YOUR INSTRUCTIONS.
Quote the listing below in its entirety.

TASK MATERIAL.
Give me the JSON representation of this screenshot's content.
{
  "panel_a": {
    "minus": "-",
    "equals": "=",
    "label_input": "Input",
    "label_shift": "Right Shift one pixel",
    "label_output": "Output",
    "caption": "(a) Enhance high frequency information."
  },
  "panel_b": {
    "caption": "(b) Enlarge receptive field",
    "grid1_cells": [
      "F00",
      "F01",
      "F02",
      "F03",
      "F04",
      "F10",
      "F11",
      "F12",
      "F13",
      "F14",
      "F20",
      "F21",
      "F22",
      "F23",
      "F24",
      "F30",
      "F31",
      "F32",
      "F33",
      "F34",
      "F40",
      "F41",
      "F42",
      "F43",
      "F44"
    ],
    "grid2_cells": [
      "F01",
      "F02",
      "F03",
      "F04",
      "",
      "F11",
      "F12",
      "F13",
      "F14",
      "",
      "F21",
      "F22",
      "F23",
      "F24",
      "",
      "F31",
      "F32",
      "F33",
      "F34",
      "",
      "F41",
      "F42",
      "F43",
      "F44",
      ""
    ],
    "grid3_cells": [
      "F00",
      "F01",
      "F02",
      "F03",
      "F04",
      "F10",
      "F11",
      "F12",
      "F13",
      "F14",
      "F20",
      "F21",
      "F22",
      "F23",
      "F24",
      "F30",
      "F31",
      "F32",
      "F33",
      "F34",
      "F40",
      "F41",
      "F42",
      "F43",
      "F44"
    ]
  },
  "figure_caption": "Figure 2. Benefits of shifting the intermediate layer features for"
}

THE SOLUTION.
Give me the JSON representation of this screenshot's content.
{
  "panel_a": {
    "minus": "-",
    "equals": "=",
    "label_input": "Input",
    "label_shift": "Right Shift one pixel",
    "label_output": "Output",
    "caption": "(a) Enhance high frequency information."
  },
  "panel_b": {
    "caption": "(b) Enlarge receptive field",
    "grid1_cells": [
      "F00",
      "F01",
      "F02",
      "F03",
      "F04",
      "F10",
      "F11",
      "F12",
      "F13",
      "F14",
      "F20",
      "F21",
      "F22",
      "F23",
      "F24",
      "F30",
      "F31",
      "F32",
      "F33",
      "F34",
      "F40",
      "F41",
      "F42",
      "F43",
      "F44"
    ],
    "grid2_cells": [
      "F01",
      "F02",
      "F03",
      "F04",
      "",
      "F11",
      "F12",
      "F13",
      "F14",
      "",
      "F21",
      "F22",
      "F23",
      "F24",
      "",
      "F31",
      "F32",
      "F33",
      "F34",
      "",
      "F41",
      "F42",
      "F43",
      "F44",
      ""
    ],
    "grid3_cells": [
      "F00",
      "F01",
      "F02",
      "F03",
      "F04",
      "F10",
      "F11",
      "F12",
      "F13",
      "F14",
      "F20",
      "F21",
      "F22",
      "F23",
      "F24",
      "F30",
      "F31",
      "F32",
      "F33",
      "F34",
      "F40",
      "F41",
      "F42",
      "F43",
      "F44"
    ]
  },
  "figure_caption": "Figure 2. Benefits of shifting the intermediate layer features for"
}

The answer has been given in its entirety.